▶ **Short task**: Collect every line of the items below that contains the string "annotation".

▶ **Data for this exercise**:
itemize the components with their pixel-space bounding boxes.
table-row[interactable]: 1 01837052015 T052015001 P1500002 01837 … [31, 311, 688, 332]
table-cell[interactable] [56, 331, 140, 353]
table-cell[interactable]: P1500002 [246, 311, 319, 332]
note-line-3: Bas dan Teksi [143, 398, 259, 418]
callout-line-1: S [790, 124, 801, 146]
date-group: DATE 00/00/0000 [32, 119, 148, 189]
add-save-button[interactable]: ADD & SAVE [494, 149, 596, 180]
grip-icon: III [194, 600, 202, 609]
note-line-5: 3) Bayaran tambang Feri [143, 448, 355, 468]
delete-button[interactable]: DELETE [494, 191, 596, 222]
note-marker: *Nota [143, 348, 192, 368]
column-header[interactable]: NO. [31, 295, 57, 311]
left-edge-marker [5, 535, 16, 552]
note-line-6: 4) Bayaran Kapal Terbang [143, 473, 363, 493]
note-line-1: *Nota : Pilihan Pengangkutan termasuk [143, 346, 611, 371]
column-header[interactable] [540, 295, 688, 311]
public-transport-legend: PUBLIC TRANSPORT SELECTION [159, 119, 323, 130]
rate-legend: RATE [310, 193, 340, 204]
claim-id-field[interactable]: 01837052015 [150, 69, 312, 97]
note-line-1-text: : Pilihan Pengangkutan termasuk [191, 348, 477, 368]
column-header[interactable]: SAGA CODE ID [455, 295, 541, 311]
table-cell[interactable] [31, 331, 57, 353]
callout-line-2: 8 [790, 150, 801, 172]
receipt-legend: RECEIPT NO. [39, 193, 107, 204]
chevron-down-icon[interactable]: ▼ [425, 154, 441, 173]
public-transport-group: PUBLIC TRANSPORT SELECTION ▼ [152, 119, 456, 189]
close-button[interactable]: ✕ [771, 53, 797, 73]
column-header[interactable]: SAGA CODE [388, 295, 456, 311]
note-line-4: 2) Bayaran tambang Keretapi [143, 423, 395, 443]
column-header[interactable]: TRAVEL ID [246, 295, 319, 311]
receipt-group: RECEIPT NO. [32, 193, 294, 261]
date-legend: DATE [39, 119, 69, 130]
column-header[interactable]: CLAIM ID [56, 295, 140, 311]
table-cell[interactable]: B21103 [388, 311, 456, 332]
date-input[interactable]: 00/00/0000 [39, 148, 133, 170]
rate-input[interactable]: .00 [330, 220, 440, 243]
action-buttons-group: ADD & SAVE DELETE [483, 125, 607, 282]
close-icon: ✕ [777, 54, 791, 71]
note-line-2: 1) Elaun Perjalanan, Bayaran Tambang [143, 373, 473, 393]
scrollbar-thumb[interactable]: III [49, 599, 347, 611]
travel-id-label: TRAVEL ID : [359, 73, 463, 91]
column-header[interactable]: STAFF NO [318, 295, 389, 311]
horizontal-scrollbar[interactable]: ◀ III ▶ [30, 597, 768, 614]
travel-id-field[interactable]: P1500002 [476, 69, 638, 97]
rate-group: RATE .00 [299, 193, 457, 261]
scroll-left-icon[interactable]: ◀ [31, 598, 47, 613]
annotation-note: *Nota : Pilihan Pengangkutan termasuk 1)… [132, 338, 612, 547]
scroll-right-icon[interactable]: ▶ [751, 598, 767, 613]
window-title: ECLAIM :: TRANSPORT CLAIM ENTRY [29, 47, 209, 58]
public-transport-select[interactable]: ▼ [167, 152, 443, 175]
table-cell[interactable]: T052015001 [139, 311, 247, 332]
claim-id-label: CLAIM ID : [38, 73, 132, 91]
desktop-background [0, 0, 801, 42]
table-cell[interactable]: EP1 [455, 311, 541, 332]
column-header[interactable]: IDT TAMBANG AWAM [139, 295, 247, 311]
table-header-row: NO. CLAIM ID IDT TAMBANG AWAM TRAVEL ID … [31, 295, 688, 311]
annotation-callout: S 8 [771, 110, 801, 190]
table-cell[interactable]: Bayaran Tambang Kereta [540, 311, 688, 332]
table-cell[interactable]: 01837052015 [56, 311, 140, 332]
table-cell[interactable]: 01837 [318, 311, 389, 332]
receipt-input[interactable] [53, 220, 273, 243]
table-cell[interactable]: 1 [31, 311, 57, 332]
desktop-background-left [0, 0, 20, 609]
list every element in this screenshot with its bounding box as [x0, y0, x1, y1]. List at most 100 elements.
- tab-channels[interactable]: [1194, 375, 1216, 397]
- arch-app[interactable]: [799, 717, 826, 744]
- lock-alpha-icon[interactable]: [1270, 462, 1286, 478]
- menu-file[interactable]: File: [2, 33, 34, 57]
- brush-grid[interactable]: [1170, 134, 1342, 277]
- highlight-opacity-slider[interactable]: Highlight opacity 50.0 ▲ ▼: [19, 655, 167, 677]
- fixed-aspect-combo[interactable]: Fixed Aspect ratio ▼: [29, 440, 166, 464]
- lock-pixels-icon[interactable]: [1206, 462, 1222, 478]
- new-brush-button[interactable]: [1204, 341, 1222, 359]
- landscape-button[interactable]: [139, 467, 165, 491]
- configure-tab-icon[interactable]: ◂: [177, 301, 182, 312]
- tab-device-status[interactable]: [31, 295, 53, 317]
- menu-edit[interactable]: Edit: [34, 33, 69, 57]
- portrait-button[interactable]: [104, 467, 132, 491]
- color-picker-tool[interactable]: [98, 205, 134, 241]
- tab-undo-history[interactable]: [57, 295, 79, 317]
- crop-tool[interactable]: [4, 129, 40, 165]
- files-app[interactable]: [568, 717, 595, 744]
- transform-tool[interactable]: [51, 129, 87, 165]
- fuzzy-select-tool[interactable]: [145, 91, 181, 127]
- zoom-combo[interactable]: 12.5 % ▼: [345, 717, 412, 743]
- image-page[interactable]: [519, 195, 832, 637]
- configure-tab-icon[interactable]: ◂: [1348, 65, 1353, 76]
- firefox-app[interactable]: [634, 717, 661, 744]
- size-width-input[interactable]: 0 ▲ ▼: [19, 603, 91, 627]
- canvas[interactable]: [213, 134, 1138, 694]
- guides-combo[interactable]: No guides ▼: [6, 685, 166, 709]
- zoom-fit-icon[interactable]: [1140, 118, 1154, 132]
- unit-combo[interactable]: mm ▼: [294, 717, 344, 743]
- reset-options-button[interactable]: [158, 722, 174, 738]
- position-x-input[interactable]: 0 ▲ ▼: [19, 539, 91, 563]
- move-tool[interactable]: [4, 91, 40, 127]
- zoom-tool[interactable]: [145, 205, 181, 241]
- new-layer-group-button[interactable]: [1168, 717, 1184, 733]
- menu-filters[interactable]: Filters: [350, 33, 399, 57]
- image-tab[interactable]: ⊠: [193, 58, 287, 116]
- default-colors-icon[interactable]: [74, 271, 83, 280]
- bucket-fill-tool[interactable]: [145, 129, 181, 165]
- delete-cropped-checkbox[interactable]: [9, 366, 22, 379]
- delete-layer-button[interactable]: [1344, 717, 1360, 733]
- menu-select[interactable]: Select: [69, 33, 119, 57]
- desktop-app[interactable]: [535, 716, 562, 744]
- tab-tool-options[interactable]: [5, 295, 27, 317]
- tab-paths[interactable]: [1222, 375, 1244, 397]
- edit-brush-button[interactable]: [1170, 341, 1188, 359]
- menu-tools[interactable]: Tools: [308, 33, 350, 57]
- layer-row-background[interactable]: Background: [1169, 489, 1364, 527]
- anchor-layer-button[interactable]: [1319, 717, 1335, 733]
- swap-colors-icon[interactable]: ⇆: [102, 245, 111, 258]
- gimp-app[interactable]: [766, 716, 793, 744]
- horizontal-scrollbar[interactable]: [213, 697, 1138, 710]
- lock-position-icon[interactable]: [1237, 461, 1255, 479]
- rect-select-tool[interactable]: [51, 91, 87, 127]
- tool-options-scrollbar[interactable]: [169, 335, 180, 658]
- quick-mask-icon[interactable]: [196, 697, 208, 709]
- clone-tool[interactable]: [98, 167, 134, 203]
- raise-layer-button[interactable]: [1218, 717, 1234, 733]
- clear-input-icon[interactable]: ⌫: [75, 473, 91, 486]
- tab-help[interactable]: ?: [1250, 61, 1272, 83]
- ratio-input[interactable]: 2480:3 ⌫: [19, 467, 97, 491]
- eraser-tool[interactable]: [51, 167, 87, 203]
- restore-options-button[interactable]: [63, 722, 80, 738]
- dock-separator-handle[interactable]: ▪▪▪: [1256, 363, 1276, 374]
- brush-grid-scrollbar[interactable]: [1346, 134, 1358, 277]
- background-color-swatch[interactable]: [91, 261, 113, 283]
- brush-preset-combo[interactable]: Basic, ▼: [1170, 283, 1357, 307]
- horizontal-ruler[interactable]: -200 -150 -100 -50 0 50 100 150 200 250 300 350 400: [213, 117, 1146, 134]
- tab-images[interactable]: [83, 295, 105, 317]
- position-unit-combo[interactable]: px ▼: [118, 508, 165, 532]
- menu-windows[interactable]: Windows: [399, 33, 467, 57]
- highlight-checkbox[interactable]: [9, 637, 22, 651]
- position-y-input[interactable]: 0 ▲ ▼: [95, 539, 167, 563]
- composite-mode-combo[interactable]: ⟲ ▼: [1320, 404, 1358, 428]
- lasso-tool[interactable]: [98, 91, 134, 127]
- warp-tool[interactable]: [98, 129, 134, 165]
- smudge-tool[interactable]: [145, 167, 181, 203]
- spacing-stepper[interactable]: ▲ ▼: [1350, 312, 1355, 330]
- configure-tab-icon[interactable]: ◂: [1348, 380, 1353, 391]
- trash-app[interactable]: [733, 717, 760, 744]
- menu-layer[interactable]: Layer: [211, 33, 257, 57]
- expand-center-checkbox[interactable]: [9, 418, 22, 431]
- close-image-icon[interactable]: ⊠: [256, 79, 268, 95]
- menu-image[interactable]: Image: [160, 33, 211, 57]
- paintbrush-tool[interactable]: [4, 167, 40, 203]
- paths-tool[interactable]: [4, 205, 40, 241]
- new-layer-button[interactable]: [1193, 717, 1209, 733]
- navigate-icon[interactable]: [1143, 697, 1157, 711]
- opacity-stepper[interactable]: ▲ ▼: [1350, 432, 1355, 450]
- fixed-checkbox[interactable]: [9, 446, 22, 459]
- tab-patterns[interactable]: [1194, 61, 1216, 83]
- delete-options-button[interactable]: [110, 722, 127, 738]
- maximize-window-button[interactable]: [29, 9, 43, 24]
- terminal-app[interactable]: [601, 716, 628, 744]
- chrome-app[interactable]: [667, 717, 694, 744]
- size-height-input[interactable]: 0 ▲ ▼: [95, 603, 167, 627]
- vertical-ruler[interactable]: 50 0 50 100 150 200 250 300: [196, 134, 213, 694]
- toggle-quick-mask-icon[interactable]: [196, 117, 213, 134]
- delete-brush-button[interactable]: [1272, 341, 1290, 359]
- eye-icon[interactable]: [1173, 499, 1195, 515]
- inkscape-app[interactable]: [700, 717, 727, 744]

▶ **Result**:
annotation-note: *Nota : Pilihan Pengangkutan termasuk 1)… [132, 338, 612, 547]
annotation-callout: S 8 [771, 110, 801, 190]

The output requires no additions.